WHAT YOU SHOULD DO - Copy each of the lines below without changing anything.

(Items from a dataset)
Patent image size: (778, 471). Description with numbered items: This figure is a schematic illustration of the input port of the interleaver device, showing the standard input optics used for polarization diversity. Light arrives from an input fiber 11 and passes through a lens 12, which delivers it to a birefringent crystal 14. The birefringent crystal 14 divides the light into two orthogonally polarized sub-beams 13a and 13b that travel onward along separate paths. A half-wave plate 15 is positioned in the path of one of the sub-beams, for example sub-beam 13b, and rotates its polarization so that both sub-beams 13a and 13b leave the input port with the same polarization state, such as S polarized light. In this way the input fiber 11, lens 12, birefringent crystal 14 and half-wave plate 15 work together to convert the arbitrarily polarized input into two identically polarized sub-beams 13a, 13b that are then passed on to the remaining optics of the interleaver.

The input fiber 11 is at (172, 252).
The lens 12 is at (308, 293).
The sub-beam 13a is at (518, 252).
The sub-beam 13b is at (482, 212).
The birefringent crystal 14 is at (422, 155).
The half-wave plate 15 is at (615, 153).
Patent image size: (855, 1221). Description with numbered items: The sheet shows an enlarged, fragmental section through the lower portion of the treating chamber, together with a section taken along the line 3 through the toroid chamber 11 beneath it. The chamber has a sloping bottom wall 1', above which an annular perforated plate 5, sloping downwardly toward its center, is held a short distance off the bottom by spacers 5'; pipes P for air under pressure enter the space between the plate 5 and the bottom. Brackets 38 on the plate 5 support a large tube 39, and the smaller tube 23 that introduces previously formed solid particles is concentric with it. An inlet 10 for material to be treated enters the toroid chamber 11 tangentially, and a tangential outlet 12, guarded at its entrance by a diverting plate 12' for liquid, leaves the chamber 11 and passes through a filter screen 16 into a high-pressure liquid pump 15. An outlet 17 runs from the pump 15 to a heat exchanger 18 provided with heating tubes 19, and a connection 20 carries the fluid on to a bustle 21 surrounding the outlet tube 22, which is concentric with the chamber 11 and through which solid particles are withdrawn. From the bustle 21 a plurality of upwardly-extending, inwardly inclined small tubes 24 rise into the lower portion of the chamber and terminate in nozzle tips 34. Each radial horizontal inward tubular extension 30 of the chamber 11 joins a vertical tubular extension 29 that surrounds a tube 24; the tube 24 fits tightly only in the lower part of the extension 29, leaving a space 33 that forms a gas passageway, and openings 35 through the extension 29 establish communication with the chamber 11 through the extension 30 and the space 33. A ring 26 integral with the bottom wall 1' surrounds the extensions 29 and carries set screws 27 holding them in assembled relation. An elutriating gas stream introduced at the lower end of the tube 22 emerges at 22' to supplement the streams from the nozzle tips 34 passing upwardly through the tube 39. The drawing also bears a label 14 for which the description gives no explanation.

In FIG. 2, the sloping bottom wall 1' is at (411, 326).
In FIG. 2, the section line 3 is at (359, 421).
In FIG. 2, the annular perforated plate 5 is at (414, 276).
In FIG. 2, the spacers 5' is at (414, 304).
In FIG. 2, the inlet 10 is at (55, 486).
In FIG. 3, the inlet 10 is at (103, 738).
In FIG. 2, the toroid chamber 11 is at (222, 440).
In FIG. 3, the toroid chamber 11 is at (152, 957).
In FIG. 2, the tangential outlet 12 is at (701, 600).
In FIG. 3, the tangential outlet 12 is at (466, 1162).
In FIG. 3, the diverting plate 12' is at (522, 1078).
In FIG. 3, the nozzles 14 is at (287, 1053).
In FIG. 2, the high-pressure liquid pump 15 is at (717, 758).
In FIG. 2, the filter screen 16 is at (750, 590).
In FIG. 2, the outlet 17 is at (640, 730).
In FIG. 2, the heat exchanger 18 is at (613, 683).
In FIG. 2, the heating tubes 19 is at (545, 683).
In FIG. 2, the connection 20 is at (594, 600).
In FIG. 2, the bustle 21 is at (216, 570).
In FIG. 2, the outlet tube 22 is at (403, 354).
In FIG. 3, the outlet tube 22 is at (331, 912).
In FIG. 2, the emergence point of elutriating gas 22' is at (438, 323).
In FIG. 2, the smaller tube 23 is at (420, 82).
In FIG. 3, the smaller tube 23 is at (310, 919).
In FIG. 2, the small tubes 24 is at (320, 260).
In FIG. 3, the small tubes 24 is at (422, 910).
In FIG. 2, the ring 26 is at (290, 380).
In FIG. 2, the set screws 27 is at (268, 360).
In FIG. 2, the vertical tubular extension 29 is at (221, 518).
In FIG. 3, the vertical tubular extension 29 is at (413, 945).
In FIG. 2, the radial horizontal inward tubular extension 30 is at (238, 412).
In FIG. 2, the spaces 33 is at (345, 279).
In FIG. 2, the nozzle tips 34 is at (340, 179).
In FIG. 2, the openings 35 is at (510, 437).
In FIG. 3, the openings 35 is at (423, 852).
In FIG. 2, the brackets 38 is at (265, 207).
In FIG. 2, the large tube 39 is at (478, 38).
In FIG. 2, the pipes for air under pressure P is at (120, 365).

RESULT OF THE TASK -
Patent image size: (778, 471). Description with numbered items: This figure is a schematic illustration of the input port of the interleaver device, showing the standard input optics used for polarization diversity. Light arrives from an input fiber 11 and passes through a lens 12, which delivers it to a birefringent crystal 14. The birefringent crystal 14 divides the light into two orthogonally polarized sub-beams 13a and 13b that travel onward along separate paths. A half-wave plate 15 is positioned in the path of one of the sub-beams, for example sub-beam 13b, and rotates its polarization so that both sub-beams 13a and 13b leave the input port with the same polarization state, such as S polarized light. In this way the input fiber 11, lens 12, birefringent crystal 14 and half-wave plate 15 work together to convert the arbitrarily polarized input into two identically polarized sub-beams 13a, 13b that are then passed on to the remaining optics of the interleaver.

The input fiber 11 is at (172, 252).
The lens 12 is at (308, 293).
The sub-beam 13a is at (518, 252).
The sub-beam 13b is at (482, 212).
The birefringent crystal 14 is at (422, 155).
The half-wave plate 15 is at (615, 153).
Patent image size: (855, 1221). Description with numbered items: The sheet shows an enlarged, fragmental section through the lower portion of the treating chamber, together with a section taken along the line 3 through the toroid chamber 11 beneath it. The chamber has a sloping bottom wall 1', above which an annular perforated plate 5, sloping downwardly toward its center, is held a short distance off the bottom by spacers 5'; pipes P for air under pressure enter the space between the plate 5 and the bottom. Brackets 38 on the plate 5 support a large tube 39, and the smaller tube 23 that introduces previously formed solid particles is concentric with it. An inlet 10 for material to be treated enters the toroid chamber 11 tangentially, and a tangential outlet 12, guarded at its entrance by a diverting plate 12' for liquid, leaves the chamber 11 and passes through a filter screen 16 into a high-pressure liquid pump 15. An outlet 17 runs from the pump 15 to a heat exchanger 18 provided with heating tubes 19, and a connection 20 carries the fluid on to a bustle 21 surrounding the outlet tube 22, which is concentric with the chamber 11 and through which solid particles are withdrawn. From the bustle 21 a plurality of upwardly-extending, inwardly inclined small tubes 24 rise into the lower portion of the chamber and terminate in nozzle tips 34. Each radial horizontal inward tubular extension 30 of the chamber 11 joins a vertical tubular extension 29 that surrounds a tube 24; the tube 24 fits tightly only in the lower part of the extension 29, leaving a space 33 that forms a gas passageway, and openings 35 through the extension 29 establish communication with the chamber 11 through the extension 30 and the space 33. A ring 26 integral with the bottom wall 1' surrounds the extensions 29 and carries set screws 27 holding them in assembled relation. An elutriating gas stream introduced at the lower end of the tube 22 emerges at 22' to supplement the streams from the nozzle tips 34 passing upwardly through the tube 39. The drawing also bears a label 14 for which the description gives no explanation.

In FIG. 2, the sloping bottom wall 1' is at (411, 326).
In FIG. 2, the section line 3 is at (359, 421).
In FIG. 2, the annular perforated plate 5 is at (414, 276).
In FIG. 2, the spacers 5' is at (414, 304).
In FIG. 2, the inlet 10 is at (55, 486).
In FIG. 3, the inlet 10 is at (103, 738).
In FIG. 2, the toroid chamber 11 is at (222, 440).
In FIG. 3, the toroid chamber 11 is at (152, 957).
In FIG. 2, the tangential outlet 12 is at (701, 600).
In FIG. 3, the tangential outlet 12 is at (466, 1162).
In FIG. 3, the diverting plate 12' is at (522, 1078).
In FIG. 3, the nozzles 14 is at (287, 1053).
In FIG. 2, the high-pressure liquid pump 15 is at (717, 758).
In FIG. 2, the filter screen 16 is at (750, 590).
In FIG. 2, the outlet 17 is at (640, 730).
In FIG. 2, the heat exchanger 18 is at (613, 683).
In FIG. 2, the heating tubes 19 is at (545, 683).
In FIG. 2, the connection 20 is at (594, 600).
In FIG. 2, the bustle 21 is at (216, 570).
In FIG. 2, the outlet tube 22 is at (403, 354).
In FIG. 3, the outlet tube 22 is at (331, 912).
In FIG. 2, the emergence point of elutriating gas 22' is at (438, 323).
In FIG. 2, the smaller tube 23 is at (420, 82).
In FIG. 3, the smaller tube 23 is at (310, 919).
In FIG. 2, the small tubes 24 is at (320, 260).
In FIG. 3, the small tubes 24 is at (422, 910).
In FIG. 2, the ring 26 is at (290, 380).
In FIG. 2, the set screws 27 is at (268, 360).
In FIG. 2, the vertical tubular extension 29 is at (221, 518).
In FIG. 3, the vertical tubular extension 29 is at (413, 945).
In FIG. 2, the radial horizontal inward tubular extension 30 is at (238, 412).
In FIG. 2, the spaces 33 is at (345, 279).
In FIG. 2, the nozzle tips 34 is at (340, 179).
In FIG. 2, the openings 35 is at (510, 437).
In FIG. 3, the openings 35 is at (423, 852).
In FIG. 2, the brackets 38 is at (265, 207).
In FIG. 2, the large tube 39 is at (478, 38).
In FIG. 2, the pipes for air under pressure P is at (120, 365).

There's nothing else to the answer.